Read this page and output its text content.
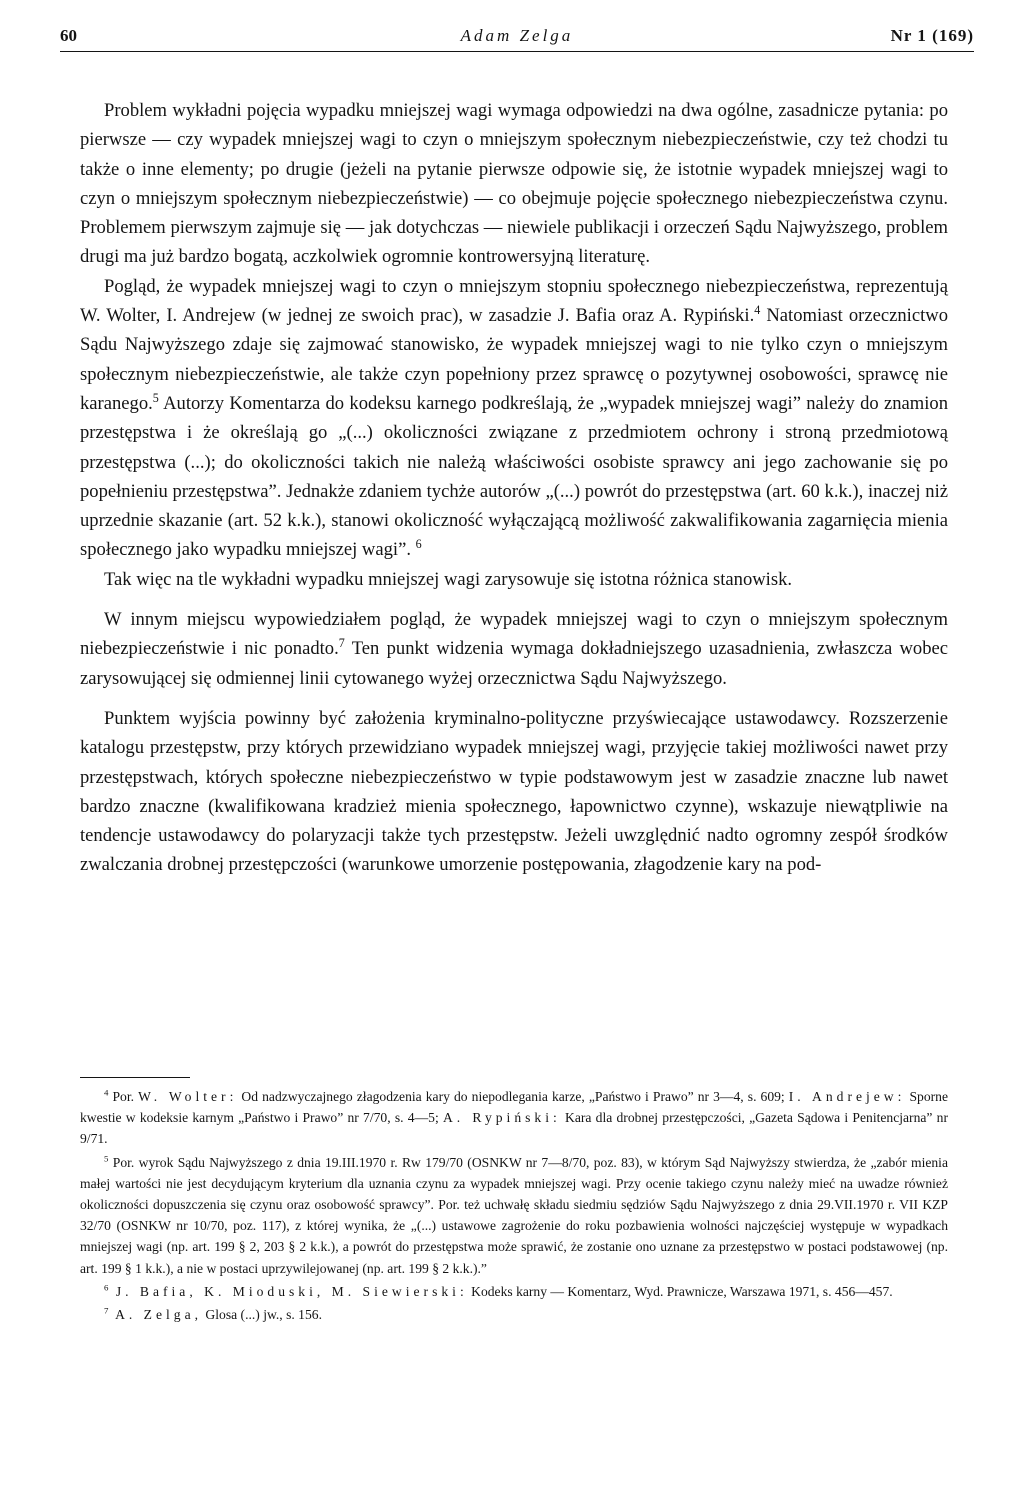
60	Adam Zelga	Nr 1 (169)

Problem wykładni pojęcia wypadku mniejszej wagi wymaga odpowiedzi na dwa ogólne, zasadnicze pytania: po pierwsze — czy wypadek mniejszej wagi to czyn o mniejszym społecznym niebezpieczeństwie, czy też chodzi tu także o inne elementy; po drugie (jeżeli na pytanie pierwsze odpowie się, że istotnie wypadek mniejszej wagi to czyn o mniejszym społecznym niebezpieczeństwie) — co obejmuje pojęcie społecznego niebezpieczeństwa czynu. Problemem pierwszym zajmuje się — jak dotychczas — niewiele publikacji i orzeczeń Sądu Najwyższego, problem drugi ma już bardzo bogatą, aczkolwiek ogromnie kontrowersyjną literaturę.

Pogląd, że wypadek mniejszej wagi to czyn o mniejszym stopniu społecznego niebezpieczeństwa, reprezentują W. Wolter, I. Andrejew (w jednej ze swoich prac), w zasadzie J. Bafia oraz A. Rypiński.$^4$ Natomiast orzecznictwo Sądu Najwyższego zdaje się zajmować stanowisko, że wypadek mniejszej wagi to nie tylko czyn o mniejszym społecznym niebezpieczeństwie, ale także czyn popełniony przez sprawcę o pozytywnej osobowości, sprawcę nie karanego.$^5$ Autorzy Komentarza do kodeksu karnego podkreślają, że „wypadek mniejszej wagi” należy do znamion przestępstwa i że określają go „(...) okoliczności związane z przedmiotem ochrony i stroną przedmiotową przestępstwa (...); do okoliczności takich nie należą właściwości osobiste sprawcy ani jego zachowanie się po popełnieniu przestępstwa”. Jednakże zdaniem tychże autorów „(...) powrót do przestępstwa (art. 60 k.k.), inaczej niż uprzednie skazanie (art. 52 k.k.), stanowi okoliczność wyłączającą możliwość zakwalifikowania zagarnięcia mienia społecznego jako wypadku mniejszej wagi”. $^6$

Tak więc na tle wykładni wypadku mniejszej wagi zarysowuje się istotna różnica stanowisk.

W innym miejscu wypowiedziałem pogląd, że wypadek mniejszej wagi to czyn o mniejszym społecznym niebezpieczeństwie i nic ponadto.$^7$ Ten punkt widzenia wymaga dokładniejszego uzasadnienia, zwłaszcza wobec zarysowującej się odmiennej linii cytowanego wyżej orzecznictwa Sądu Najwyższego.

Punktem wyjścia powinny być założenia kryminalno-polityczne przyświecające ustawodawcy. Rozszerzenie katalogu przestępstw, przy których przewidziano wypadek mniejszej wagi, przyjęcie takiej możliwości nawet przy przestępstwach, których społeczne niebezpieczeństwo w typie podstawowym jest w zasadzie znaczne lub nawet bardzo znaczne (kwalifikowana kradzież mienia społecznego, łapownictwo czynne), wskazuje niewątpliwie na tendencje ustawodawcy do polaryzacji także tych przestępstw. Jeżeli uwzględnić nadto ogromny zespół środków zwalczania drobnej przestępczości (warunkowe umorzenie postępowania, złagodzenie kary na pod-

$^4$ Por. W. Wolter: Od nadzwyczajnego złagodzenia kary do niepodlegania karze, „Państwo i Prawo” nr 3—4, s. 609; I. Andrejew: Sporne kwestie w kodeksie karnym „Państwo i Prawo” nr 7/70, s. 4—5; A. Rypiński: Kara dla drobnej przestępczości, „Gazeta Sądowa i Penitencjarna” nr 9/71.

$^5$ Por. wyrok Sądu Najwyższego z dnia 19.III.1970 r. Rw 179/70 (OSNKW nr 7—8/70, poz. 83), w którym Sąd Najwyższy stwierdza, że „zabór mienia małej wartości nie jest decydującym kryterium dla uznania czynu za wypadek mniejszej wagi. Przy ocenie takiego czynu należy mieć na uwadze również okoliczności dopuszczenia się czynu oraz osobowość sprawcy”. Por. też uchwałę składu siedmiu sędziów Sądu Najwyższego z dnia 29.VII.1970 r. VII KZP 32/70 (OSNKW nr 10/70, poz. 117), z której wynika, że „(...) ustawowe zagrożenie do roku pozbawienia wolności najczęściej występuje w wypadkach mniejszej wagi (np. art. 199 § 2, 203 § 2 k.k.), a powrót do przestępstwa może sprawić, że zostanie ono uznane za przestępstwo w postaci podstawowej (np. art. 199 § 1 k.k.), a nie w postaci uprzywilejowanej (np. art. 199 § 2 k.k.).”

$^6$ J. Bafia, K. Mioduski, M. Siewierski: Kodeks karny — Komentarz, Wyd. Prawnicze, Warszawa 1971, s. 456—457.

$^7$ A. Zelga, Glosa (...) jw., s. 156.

---

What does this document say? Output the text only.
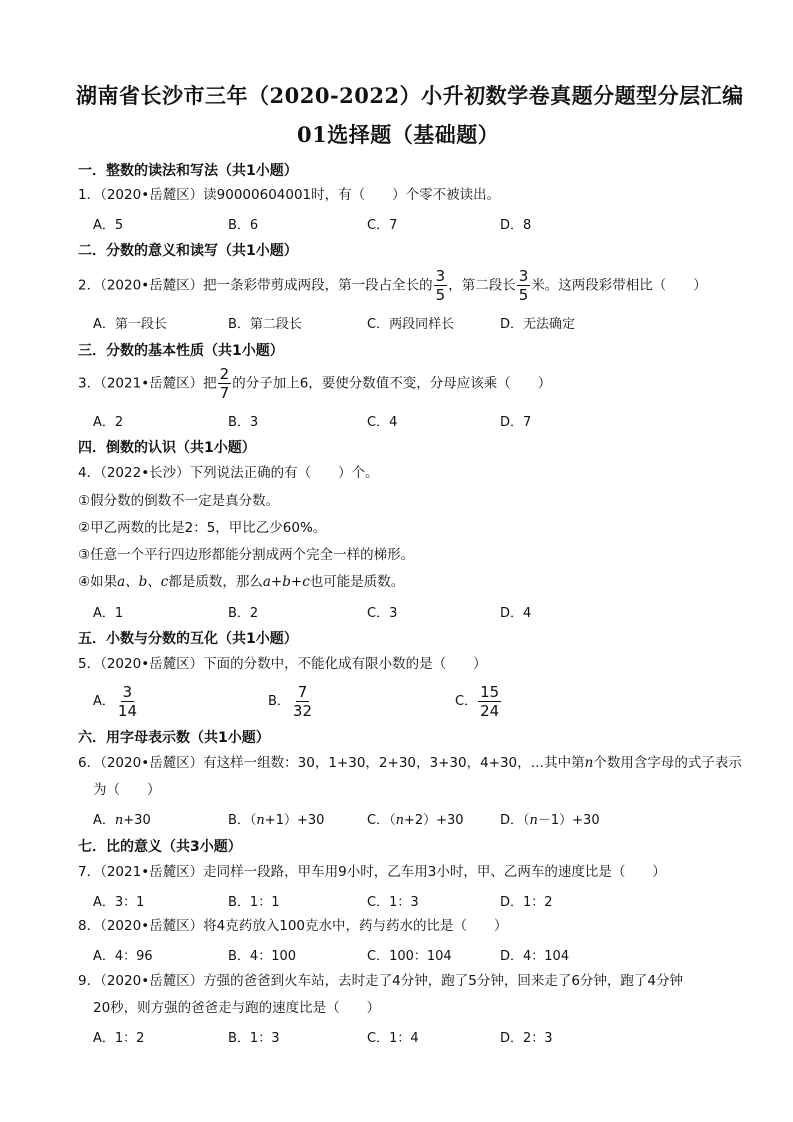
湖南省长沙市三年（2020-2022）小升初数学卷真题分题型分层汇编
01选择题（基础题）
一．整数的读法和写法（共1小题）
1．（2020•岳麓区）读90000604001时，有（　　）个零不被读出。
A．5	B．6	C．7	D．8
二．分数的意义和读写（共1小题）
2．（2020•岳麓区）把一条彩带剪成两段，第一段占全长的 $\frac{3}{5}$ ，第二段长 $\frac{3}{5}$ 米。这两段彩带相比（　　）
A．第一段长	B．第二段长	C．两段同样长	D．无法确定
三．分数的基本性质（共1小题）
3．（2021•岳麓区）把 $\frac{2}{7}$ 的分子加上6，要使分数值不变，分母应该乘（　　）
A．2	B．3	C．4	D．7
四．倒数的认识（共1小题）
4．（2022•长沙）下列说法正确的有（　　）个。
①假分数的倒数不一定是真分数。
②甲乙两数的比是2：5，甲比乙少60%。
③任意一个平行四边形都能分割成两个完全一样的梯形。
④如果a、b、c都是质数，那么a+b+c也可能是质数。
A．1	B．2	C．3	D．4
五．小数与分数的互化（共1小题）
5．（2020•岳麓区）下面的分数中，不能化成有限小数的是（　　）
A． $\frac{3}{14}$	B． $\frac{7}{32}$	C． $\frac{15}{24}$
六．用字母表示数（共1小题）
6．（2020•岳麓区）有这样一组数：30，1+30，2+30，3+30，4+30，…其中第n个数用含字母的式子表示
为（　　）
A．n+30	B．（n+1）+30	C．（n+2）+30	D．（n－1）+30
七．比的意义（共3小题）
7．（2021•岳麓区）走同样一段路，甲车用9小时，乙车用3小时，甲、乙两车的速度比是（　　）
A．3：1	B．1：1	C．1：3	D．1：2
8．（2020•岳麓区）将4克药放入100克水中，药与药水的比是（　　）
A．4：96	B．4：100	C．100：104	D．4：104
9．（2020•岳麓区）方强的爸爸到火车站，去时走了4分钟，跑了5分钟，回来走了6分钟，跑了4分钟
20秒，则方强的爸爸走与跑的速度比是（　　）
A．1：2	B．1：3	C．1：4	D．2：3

• _GIVEN REQUEST_: Using the listing above, show every line that includes the string "frac".

• _ANSWER TO THE EXERCISE_:
2．（2020•岳麓区）把一条彩带剪成两段，第一段占全长的 $\frac{3}{5}$ ，第二段长 $\frac{3}{5}$ 米。这两段彩带相比（　　）
3．（2021•岳麓区）把 $\frac{2}{7}$ 的分子加上6，要使分数值不变，分母应该乘（　　）
A． $\frac{3}{14}$	B． $\frac{7}{32}$	C． $\frac{15}{24}$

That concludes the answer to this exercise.